◆ **Exercise aim**: Print every line of the entries below verbatim, omitting the pictures.

===== Data for processing =====

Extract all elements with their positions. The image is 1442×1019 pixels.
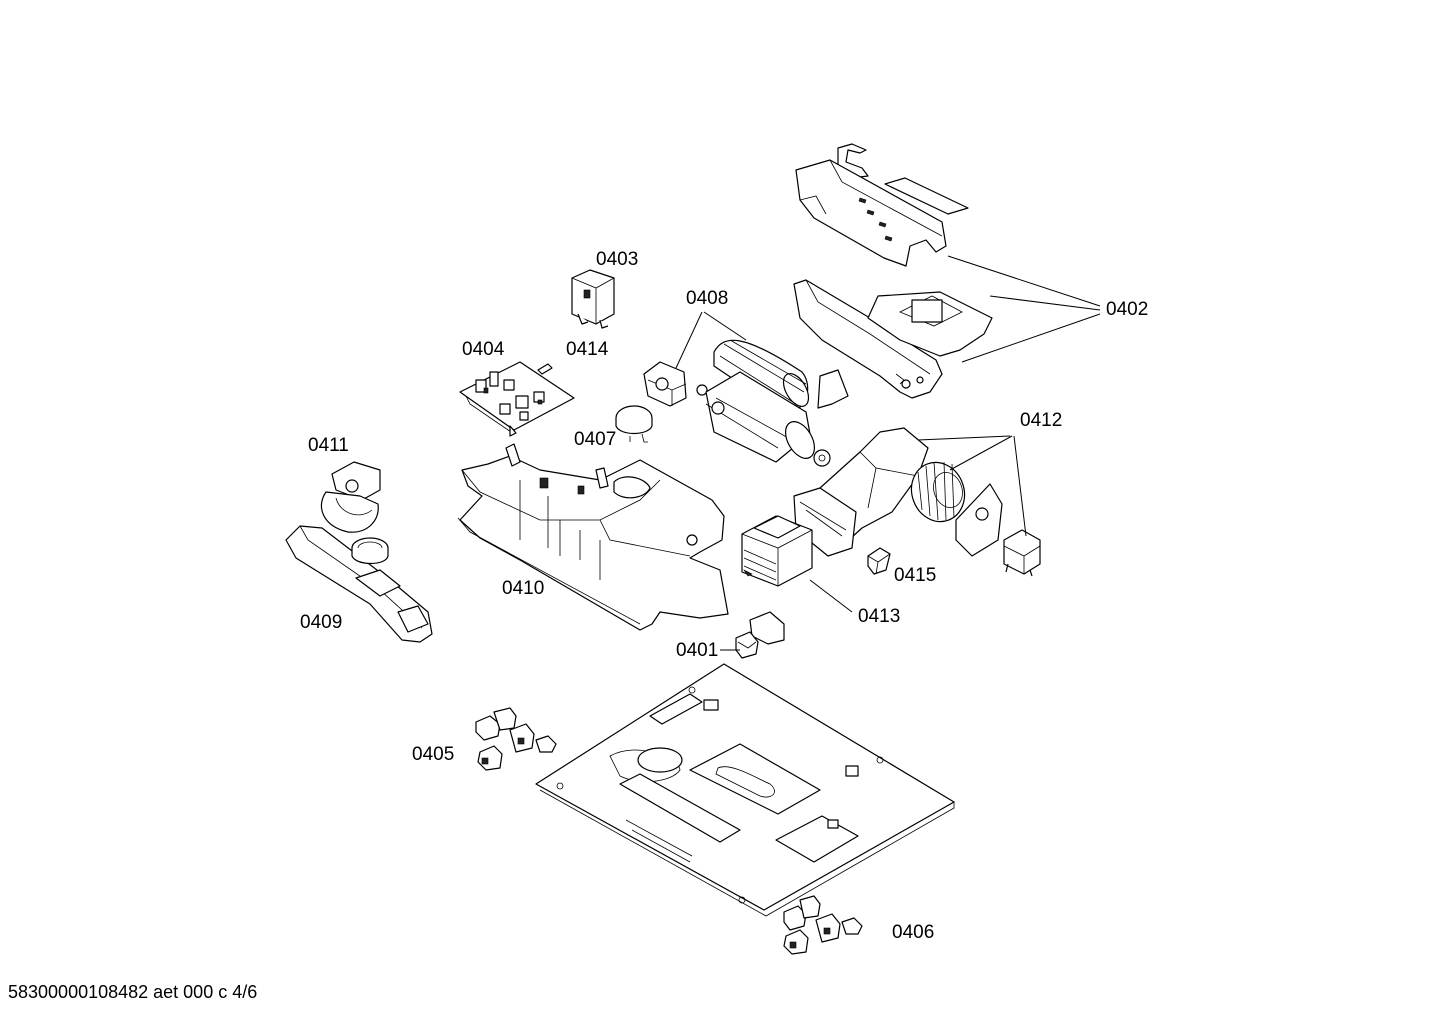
leader-0413: [809, 579, 853, 613]
part-0413-transformer: [741, 515, 813, 587]
leader-0402-a: [947, 255, 1101, 307]
part-0414-clip: [537, 363, 553, 375]
drawing-id: 58300000108482 aet 000 c 4/6: [8, 982, 258, 1002]
label-0406: 0406: [892, 922, 935, 943]
leader-0408-a: [675, 311, 703, 369]
label-0412: 0412: [1020, 410, 1063, 431]
leader-0408-b: [703, 311, 747, 341]
label-0404: 0404: [462, 339, 505, 360]
label-0410: 0410: [502, 578, 545, 599]
part-0402-lower-housing: [793, 279, 993, 409]
part-0415-bracket: [867, 547, 891, 575]
label-0407: 0407: [574, 429, 617, 450]
leader-0412-b: [949, 435, 1013, 471]
label-0401: 0401: [676, 640, 719, 661]
part-0408-fan-motor: [643, 339, 831, 467]
part-0402-upper-cover: [795, 143, 969, 267]
label-0402: 0402: [1106, 299, 1149, 320]
label-0411: 0411: [308, 435, 349, 456]
part-base-plate: [535, 663, 955, 917]
leader-0412-a: [917, 435, 1011, 441]
label-0405: 0405: [412, 744, 455, 765]
label-0403: 0403: [596, 249, 639, 270]
part-0412-cooling-blower: [793, 427, 1041, 577]
part-0405-door-switches: [475, 707, 557, 771]
part-0409-air-duct: [285, 525, 433, 643]
part-0407-thermostat: [615, 405, 653, 443]
part-0404-circuit-board: [459, 361, 575, 437]
leader-0402-b: [989, 295, 1101, 311]
part-0411-blower-motor: [320, 461, 381, 533]
part-0406-door-switches: [783, 895, 863, 955]
leader-0402-c: [961, 313, 1101, 363]
label-0414: 0414: [566, 339, 609, 360]
label-0409: 0409: [300, 612, 343, 633]
part-0401-switch: [735, 611, 785, 659]
label-0413: 0413: [858, 606, 901, 627]
part-0403-relay: [571, 269, 615, 329]
label-0408: 0408: [686, 288, 729, 309]
label-0415: 0415: [894, 565, 937, 586]
leader-0412-c: [1013, 435, 1027, 537]
part-0410-cavity-frame: [457, 443, 729, 631]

=====

◆ **Task answer**:
Extract all elements with their positions. The image is 1442×1019 pixels.
leader-0413: [809, 579, 853, 613]
part-0413-transformer: [741, 515, 813, 587]
leader-0402-a: [947, 255, 1101, 307]
part-0414-clip: [537, 363, 553, 375]
drawing-id: 58300000108482 aet 000 c 4/6: [8, 982, 258, 1002]
label-0406: 0406: [892, 922, 935, 943]
leader-0408-a: [675, 311, 703, 369]
label-0412: 0412: [1020, 410, 1063, 431]
leader-0408-b: [703, 311, 747, 341]
label-0404: 0404: [462, 339, 505, 360]
label-0410: 0410: [502, 578, 545, 599]
part-0402-lower-housing: [793, 279, 993, 409]
part-0415-bracket: [867, 547, 891, 575]
label-0407: 0407: [574, 429, 617, 450]
leader-0412-b: [949, 435, 1013, 471]
label-0401: 0401: [676, 640, 719, 661]
part-0408-fan-motor: [643, 339, 831, 467]
part-0402-upper-cover: [795, 143, 969, 267]
label-0402: 0402: [1106, 299, 1149, 320]
label-0411: 0411: [308, 435, 349, 456]
part-base-plate: [535, 663, 955, 917]
leader-0412-a: [917, 435, 1011, 441]
label-0405: 0405: [412, 744, 455, 765]
label-0403: 0403: [596, 249, 639, 270]
part-0412-cooling-blower: [793, 427, 1041, 577]
part-0405-door-switches: [475, 707, 557, 771]
part-0409-air-duct: [285, 525, 433, 643]
part-0407-thermostat: [615, 405, 653, 443]
part-0404-circuit-board: [459, 361, 575, 437]
leader-0402-b: [989, 295, 1101, 311]
part-0411-blower-motor: [320, 461, 381, 533]
part-0406-door-switches: [783, 895, 863, 955]
leader-0402-c: [961, 313, 1101, 363]
label-0414: 0414: [566, 339, 609, 360]
label-0409: 0409: [300, 612, 343, 633]
part-0401-switch: [735, 611, 785, 659]
label-0413: 0413: [858, 606, 901, 627]
part-0403-relay: [571, 269, 615, 329]
label-0408: 0408: [686, 288, 729, 309]
label-0415: 0415: [894, 565, 937, 586]
leader-0412-c: [1013, 435, 1027, 537]
part-0410-cavity-frame: [457, 443, 729, 631]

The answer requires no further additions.